begin

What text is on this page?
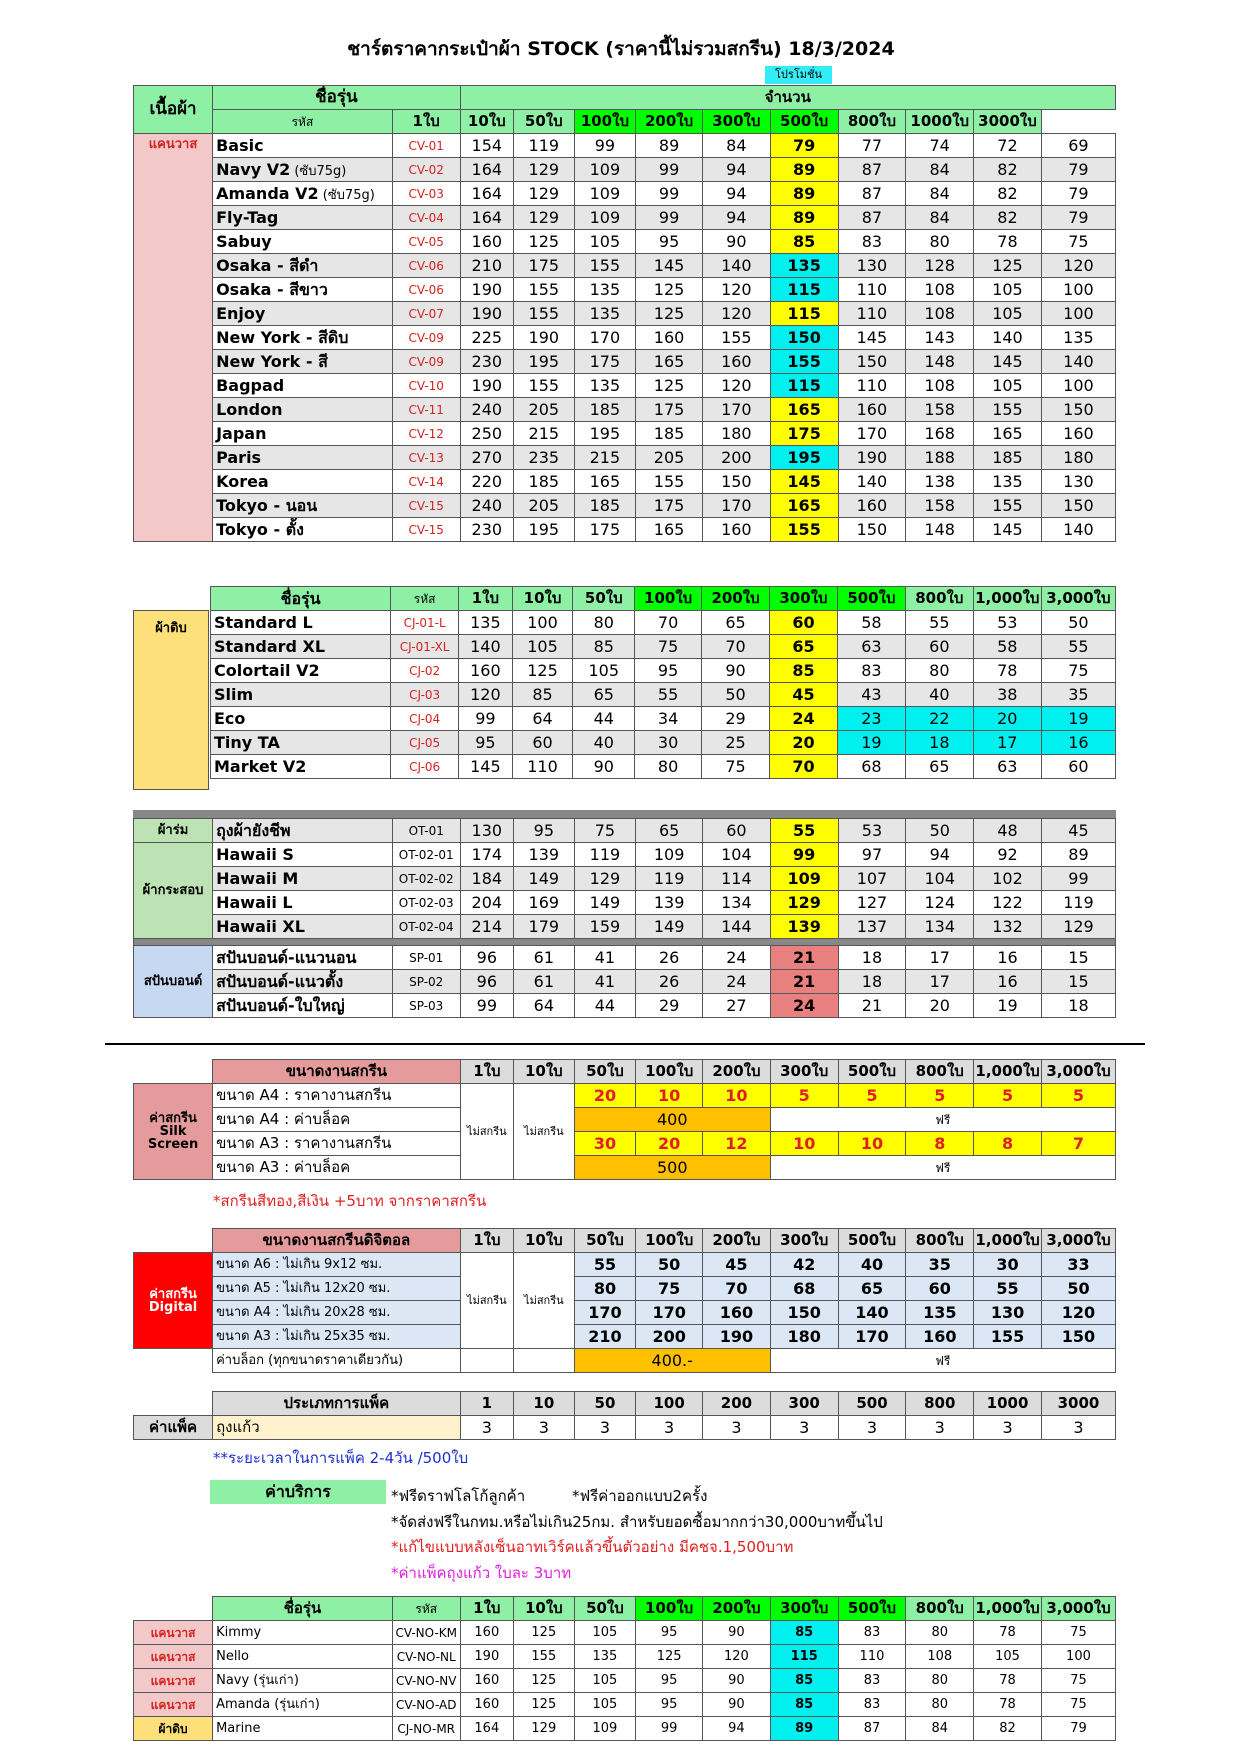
ชาร์ตราคากระเป๋าผ้า STOCK (ราคานี้ไม่รวมสกรีน) 18/3/2024
โปรโมชั่น
เนื้อผ้า	ชื่อรุ่น		จำนวน									
	รหัส	1ใบ	10ใบ	50ใบ	100ใบ	200ใบ	300ใบ	500ใบ	800ใบ	1000ใบ	3000ใบ	
แคนวาส	Basic	CV-01	154	119	99	89	84	79	77	74	72	69
	Navy V2 (ซับ75g)	CV-02	164	129	109	99	94	89	87	84	82	79
	Amanda V2 (ซับ75g)	CV-03	164	129	109	99	94	89	87	84	82	79
	Fly-Tag	CV-04	164	129	109	99	94	89	87	84	82	79
	Sabuy	CV-05	160	125	105	95	90	85	83	80	78	75
	Osaka - สีดำ	CV-06	210	175	155	145	140	135	130	128	125	120
	Osaka - สีขาว	CV-06	190	155	135	125	120	115	110	108	105	100
	Enjoy	CV-07	190	155	135	125	120	115	110	108	105	100
	New York - สีดิบ	CV-09	225	190	170	160	155	150	145	143	140	135
	New York - สี	CV-09	230	195	175	165	160	155	150	148	145	140
	Bagpad	CV-10	190	155	135	125	120	115	110	108	105	100
	London	CV-11	240	205	185	175	170	165	160	158	155	150
	Japan	CV-12	250	215	195	185	180	175	170	168	165	160
	Paris	CV-13	270	235	215	205	200	195	190	188	185	180
	Korea	CV-14	220	185	165	155	150	145	140	138	135	130
	Tokyo - นอน	CV-15	240	205	185	175	170	165	160	158	155	150
	Tokyo - ตั้ง	CV-15	230	195	175	165	160	155	150	148	145	140
ชื่อรุ่น	รหัส	1ใบ	10ใบ	50ใบ	100ใบ	200ใบ	300ใบ	500ใบ	800ใบ	1,000ใบ	3,000ใบ
Standard L	CJ-01-L	135	100	80	70	65	60	58	55	53	50
Standard XL	CJ-01-XL	140	105	85	75	70	65	63	60	58	55
Colortail V2	CJ-02	160	125	105	95	90	85	83	80	78	75
Slim	CJ-03	120	85	65	55	50	45	43	40	38	35
Eco	CJ-04	99	64	44	34	29	24	23	22	20	19
Tiny TA	CJ-05	95	60	40	30	25	20	19	18	17	16
Market V2	CJ-06	145	110	90	80	75	70	68	65	63	60
ผ้าดิบ
ผ้าร่ม	ถุงผ้ายังชีพ	OT-01	130	95	75	65	60	55	53	50	48	45
ผ้ากระสอบ	Hawaii S	OT-02-01	174	139	119	109	104	99	97	94	92	89
	Hawaii M	OT-02-02	184	149	129	119	114	109	107	104	102	99
	Hawaii L	OT-02-03	204	169	149	139	134	129	127	124	122	119
	Hawaii XL	OT-02-04	214	179	159	149	144	139	137	134	132	129

สปันบอนด์	สปันบอนด์-แนวนอน	SP-01	96	61	41	26	24	21	18	17	16	15
	สปันบอนด์-แนวตั้ง	SP-02	96	61	41	26	24	21	18	17	16	15
	สปันบอนด์-ใบใหญ่	SP-03	99	64	44	29	27	24	21	20	19	18
	ขนาดงานสกรีน	1ใบ	10ใบ	50ใบ	100ใบ	200ใบ	300ใบ	500ใบ	800ใบ	1,000ใบ	3,000ใบ

ค่าสกรีน
Silk
Screen	ขนาด A4 : ราคางานสกรีน	ไม่สกรีน	ไม่สกรีน	20	10	10	5	5	5	5	5
	ขนาด A4 : ค่าบล็อค			400			ฟรี				
	ขนาด A3 : ราคางานสกรีน			30	20	12	10	10	8	8	7
	ขนาด A3 : ค่าบล็อค			500			ฟรี				
*สกรีนสีทอง,สีเงิน +5บาท จากราคาสกรีน
	ขนาดงานสกรีนดิจิตอล	1ใบ	10ใบ	50ใบ	100ใบ	200ใบ	300ใบ	500ใบ	800ใบ	1,000ใบ	3,000ใบ

ค่าสกรีน
Digital	ขนาด A6 : ไม่เกิน 9x12 ซม.	ไม่สกรีน	ไม่สกรีน	55	50	45	42	40	35	30	33
	ขนาด A5 : ไม่เกิน 12x20 ซม.			80	75	70	68	65	60	55	50
	ขนาด A4 : ไม่เกิน 20x28 ซม.			170	170	160	150	140	135	130	120
	ขนาด A3 : ไม่เกิน 25x35 ซม.			210	200	190	180	170	160	155	150
	ค่าบล็อก (ทุกขนาดราคาเดียวกัน)			400.-			ฟรี				
	ประเภทการแพ็ค	1	10	50	100	200	300	500	800	1000	3000
ค่าแพ็ค	ถุงแก้ว	3	3	3	3	3	3	3	3	3	3
**ระยะเวลาในการแพ็ค 2-4วัน /500ใบ
ค่าบริการ	*ฟรีดราฟโลโก้ลูกค้า	*ฟรีค่าออกแบบ2ครั้ง
*จัดส่งฟรีในกทม.หรือไม่เกิน25กม. สำหรับยอดซื้อมากกว่า30,000บาทขึ้นไป
*แก้ไขแบบหลังเซ็นอาทเวิร์คแล้วขึ้นตัวอย่าง มีคชจ.1,500บาท
*ค่าแพ็คถุงแก้ว ใบละ 3บาท
	ชื่อรุ่น	รหัส	1ใบ	10ใบ	50ใบ	100ใบ	200ใบ	300ใบ	500ใบ	800ใบ	1,000ใบ	3,000ใบ
แคนวาส	Kimmy	CV-NO-KM	160	125	105	95	90	85	83	80	78	75
แคนวาส	Nello	CV-NO-NL	190	155	135	125	120	115	110	108	105	100
แคนวาส	Navy (รุ่นเก่า)	CV-NO-NV	160	125	105	95	90	85	83	80	78	75
แคนวาส	Amanda (รุ่นเก่า)	CV-NO-AD	160	125	105	95	90	85	83	80	78	75
ผ้าดิบ	Marine	CJ-NO-MR	164	129	109	99	94	89	87	84	82	79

end

▸ WORK TO BE COMPLETED
Repeat all of the data above word for word, minus the pictures.

▸ RESPONSE TO THIS EXERCISE
What text is on this page?
ชาร์ตราคากระเป๋าผ้า STOCK (ราคานี้ไม่รวมสกรีน) 18/3/2024
โปรโมชั่น
เนื้อผ้า	ชื่อรุ่น		จำนวน									
	รหัส	1ใบ	10ใบ	50ใบ	100ใบ	200ใบ	300ใบ	500ใบ	800ใบ	1000ใบ	3000ใบ	
แคนวาส	Basic	CV-01	154	119	99	89	84	79	77	74	72	69
	Navy V2 (ซับ75g)	CV-02	164	129	109	99	94	89	87	84	82	79
	Amanda V2 (ซับ75g)	CV-03	164	129	109	99	94	89	87	84	82	79
	Fly-Tag	CV-04	164	129	109	99	94	89	87	84	82	79
	Sabuy	CV-05	160	125	105	95	90	85	83	80	78	75
	Osaka - สีดำ	CV-06	210	175	155	145	140	135	130	128	125	120
	Osaka - สีขาว	CV-06	190	155	135	125	120	115	110	108	105	100
	Enjoy	CV-07	190	155	135	125	120	115	110	108	105	100
	New York - สีดิบ	CV-09	225	190	170	160	155	150	145	143	140	135
	New York - สี	CV-09	230	195	175	165	160	155	150	148	145	140
	Bagpad	CV-10	190	155	135	125	120	115	110	108	105	100
	London	CV-11	240	205	185	175	170	165	160	158	155	150
	Japan	CV-12	250	215	195	185	180	175	170	168	165	160
	Paris	CV-13	270	235	215	205	200	195	190	188	185	180
	Korea	CV-14	220	185	165	155	150	145	140	138	135	130
	Tokyo - นอน	CV-15	240	205	185	175	170	165	160	158	155	150
	Tokyo - ตั้ง	CV-15	230	195	175	165	160	155	150	148	145	140
ชื่อรุ่น	รหัส	1ใบ	10ใบ	50ใบ	100ใบ	200ใบ	300ใบ	500ใบ	800ใบ	1,000ใบ	3,000ใบ
Standard L	CJ-01-L	135	100	80	70	65	60	58	55	53	50
Standard XL	CJ-01-XL	140	105	85	75	70	65	63	60	58	55
Colortail V2	CJ-02	160	125	105	95	90	85	83	80	78	75
Slim	CJ-03	120	85	65	55	50	45	43	40	38	35
Eco	CJ-04	99	64	44	34	29	24	23	22	20	19
Tiny TA	CJ-05	95	60	40	30	25	20	19	18	17	16
Market V2	CJ-06	145	110	90	80	75	70	68	65	63	60
ผ้าดิบ
ผ้าร่ม	ถุงผ้ายังชีพ	OT-01	130	95	75	65	60	55	53	50	48	45
ผ้ากระสอบ	Hawaii S	OT-02-01	174	139	119	109	104	99	97	94	92	89
	Hawaii M	OT-02-02	184	149	129	119	114	109	107	104	102	99
	Hawaii L	OT-02-03	204	169	149	139	134	129	127	124	122	119
	Hawaii XL	OT-02-04	214	179	159	149	144	139	137	134	132	129

สปันบอนด์	สปันบอนด์-แนวนอน	SP-01	96	61	41	26	24	21	18	17	16	15
	สปันบอนด์-แนวตั้ง	SP-02	96	61	41	26	24	21	18	17	16	15
	สปันบอนด์-ใบใหญ่	SP-03	99	64	44	29	27	24	21	20	19	18
	ขนาดงานสกรีน	1ใบ	10ใบ	50ใบ	100ใบ	200ใบ	300ใบ	500ใบ	800ใบ	1,000ใบ	3,000ใบ

ค่าสกรีน
Silk
Screen	ขนาด A4 : ราคางานสกรีน	ไม่สกรีน	ไม่สกรีน	20	10	10	5	5	5	5	5
	ขนาด A4 : ค่าบล็อค			400			ฟรี				
	ขนาด A3 : ราคางานสกรีน			30	20	12	10	10	8	8	7
	ขนาด A3 : ค่าบล็อค			500			ฟรี				
*สกรีนสีทอง,สีเงิน +5บาท จากราคาสกรีน
	ขนาดงานสกรีนดิจิตอล	1ใบ	10ใบ	50ใบ	100ใบ	200ใบ	300ใบ	500ใบ	800ใบ	1,000ใบ	3,000ใบ

ค่าสกรีน
Digital	ขนาด A6 : ไม่เกิน 9x12 ซม.	ไม่สกรีน	ไม่สกรีน	55	50	45	42	40	35	30	33
	ขนาด A5 : ไม่เกิน 12x20 ซม.			80	75	70	68	65	60	55	50
	ขนาด A4 : ไม่เกิน 20x28 ซม.			170	170	160	150	140	135	130	120
	ขนาด A3 : ไม่เกิน 25x35 ซม.			210	200	190	180	170	160	155	150
	ค่าบล็อก (ทุกขนาดราคาเดียวกัน)			400.-			ฟรี				
	ประเภทการแพ็ค	1	10	50	100	200	300	500	800	1000	3000
ค่าแพ็ค	ถุงแก้ว	3	3	3	3	3	3	3	3	3	3
**ระยะเวลาในการแพ็ค 2-4วัน /500ใบ
ค่าบริการ	*ฟรีดราฟโลโก้ลูกค้า	*ฟรีค่าออกแบบ2ครั้ง
*จัดส่งฟรีในกทม.หรือไม่เกิน25กม. สำหรับยอดซื้อมากกว่า30,000บาทขึ้นไป
*แก้ไขแบบหลังเซ็นอาทเวิร์คแล้วขึ้นตัวอย่าง มีคชจ.1,500บาท
*ค่าแพ็คถุงแก้ว ใบละ 3บาท
	ชื่อรุ่น	รหัส	1ใบ	10ใบ	50ใบ	100ใบ	200ใบ	300ใบ	500ใบ	800ใบ	1,000ใบ	3,000ใบ
แคนวาส	Kimmy	CV-NO-KM	160	125	105	95	90	85	83	80	78	75
แคนวาส	Nello	CV-NO-NL	190	155	135	125	120	115	110	108	105	100
แคนวาส	Navy (รุ่นเก่า)	CV-NO-NV	160	125	105	95	90	85	83	80	78	75
แคนวาส	Amanda (รุ่นเก่า)	CV-NO-AD	160	125	105	95	90	85	83	80	78	75
ผ้าดิบ	Marine	CJ-NO-MR	164	129	109	99	94	89	87	84	82	79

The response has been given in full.